→ **The request**:
Write down every entry below once more, exactly.

■ ■ ■ ■ ■ ■ ■

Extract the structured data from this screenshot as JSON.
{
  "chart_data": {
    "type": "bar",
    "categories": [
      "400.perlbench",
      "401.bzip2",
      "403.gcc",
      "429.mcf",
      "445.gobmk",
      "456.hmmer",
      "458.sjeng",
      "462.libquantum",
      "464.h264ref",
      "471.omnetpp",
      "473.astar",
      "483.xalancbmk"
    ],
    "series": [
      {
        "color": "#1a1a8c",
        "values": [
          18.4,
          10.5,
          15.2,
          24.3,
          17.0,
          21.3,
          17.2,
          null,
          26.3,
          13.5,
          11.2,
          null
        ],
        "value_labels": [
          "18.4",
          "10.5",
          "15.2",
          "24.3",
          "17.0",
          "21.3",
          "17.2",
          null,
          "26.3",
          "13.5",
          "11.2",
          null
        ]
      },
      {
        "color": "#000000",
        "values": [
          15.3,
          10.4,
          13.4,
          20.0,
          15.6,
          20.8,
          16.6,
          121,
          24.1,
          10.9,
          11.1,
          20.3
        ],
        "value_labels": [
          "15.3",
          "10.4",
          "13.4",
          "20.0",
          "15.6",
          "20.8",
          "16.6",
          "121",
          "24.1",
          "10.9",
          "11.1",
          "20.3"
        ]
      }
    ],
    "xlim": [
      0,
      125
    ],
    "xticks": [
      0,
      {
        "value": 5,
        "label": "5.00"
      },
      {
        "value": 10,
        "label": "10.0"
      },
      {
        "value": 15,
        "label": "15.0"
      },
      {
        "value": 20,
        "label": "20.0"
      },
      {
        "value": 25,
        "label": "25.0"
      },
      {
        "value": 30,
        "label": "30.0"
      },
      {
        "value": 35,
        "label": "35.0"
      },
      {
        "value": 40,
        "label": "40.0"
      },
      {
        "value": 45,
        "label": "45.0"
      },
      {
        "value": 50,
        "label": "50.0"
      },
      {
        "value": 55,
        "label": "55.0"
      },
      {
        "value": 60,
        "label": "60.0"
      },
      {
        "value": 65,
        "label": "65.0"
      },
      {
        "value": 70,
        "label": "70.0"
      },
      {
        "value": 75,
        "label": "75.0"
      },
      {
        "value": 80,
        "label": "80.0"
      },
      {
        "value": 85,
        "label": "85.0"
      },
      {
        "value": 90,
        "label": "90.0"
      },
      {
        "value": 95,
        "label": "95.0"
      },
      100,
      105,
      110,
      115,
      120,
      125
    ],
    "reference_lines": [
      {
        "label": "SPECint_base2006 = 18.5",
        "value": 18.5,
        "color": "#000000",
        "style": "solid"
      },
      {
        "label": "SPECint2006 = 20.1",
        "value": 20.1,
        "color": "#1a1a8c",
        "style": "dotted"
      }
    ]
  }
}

■ ■ ■ ■ ■ ■ ■

→ **Response to this exercise**:
Extract the structured data from this screenshot as JSON.
{
  "chart_data": {
    "type": "bar",
    "categories": [
      "400.perlbench",
      "401.bzip2",
      "403.gcc",
      "429.mcf",
      "445.gobmk",
      "456.hmmer",
      "458.sjeng",
      "462.libquantum",
      "464.h264ref",
      "471.omnetpp",
      "473.astar",
      "483.xalancbmk"
    ],
    "series": [
      {
        "color": "#1a1a8c",
        "values": [
          18.4,
          10.5,
          15.2,
          24.3,
          17.0,
          21.3,
          17.2,
          null,
          26.3,
          13.5,
          11.2,
          null
        ],
        "value_labels": [
          "18.4",
          "10.5",
          "15.2",
          "24.3",
          "17.0",
          "21.3",
          "17.2",
          null,
          "26.3",
          "13.5",
          "11.2",
          null
        ]
      },
      {
        "color": "#000000",
        "values": [
          15.3,
          10.4,
          13.4,
          20.0,
          15.6,
          20.8,
          16.6,
          121,
          24.1,
          10.9,
          11.1,
          20.3
        ],
        "value_labels": [
          "15.3",
          "10.4",
          "13.4",
          "20.0",
          "15.6",
          "20.8",
          "16.6",
          "121",
          "24.1",
          "10.9",
          "11.1",
          "20.3"
        ]
      }
    ],
    "xlim": [
      0,
      125
    ],
    "xticks": [
      0,
      {
        "value": 5,
        "label": "5.00"
      },
      {
        "value": 10,
        "label": "10.0"
      },
      {
        "value": 15,
        "label": "15.0"
      },
      {
        "value": 20,
        "label": "20.0"
      },
      {
        "value": 25,
        "label": "25.0"
      },
      {
        "value": 30,
        "label": "30.0"
      },
      {
        "value": 35,
        "label": "35.0"
      },
      {
        "value": 40,
        "label": "40.0"
      },
      {
        "value": 45,
        "label": "45.0"
      },
      {
        "value": 50,
        "label": "50.0"
      },
      {
        "value": 55,
        "label": "55.0"
      },
      {
        "value": 60,
        "label": "60.0"
      },
      {
        "value": 65,
        "label": "65.0"
      },
      {
        "value": 70,
        "label": "70.0"
      },
      {
        "value": 75,
        "label": "75.0"
      },
      {
        "value": 80,
        "label": "80.0"
      },
      {
        "value": 85,
        "label": "85.0"
      },
      {
        "value": 90,
        "label": "90.0"
      },
      {
        "value": 95,
        "label": "95.0"
      },
      100,
      105,
      110,
      115,
      120,
      125
    ],
    "reference_lines": [
      {
        "label": "SPECint_base2006 = 18.5",
        "value": 18.5,
        "color": "#000000",
        "style": "solid"
      },
      {
        "label": "SPECint2006 = 20.1",
        "value": 20.1,
        "color": "#1a1a8c",
        "style": "dotted"
      }
    ]
  }
}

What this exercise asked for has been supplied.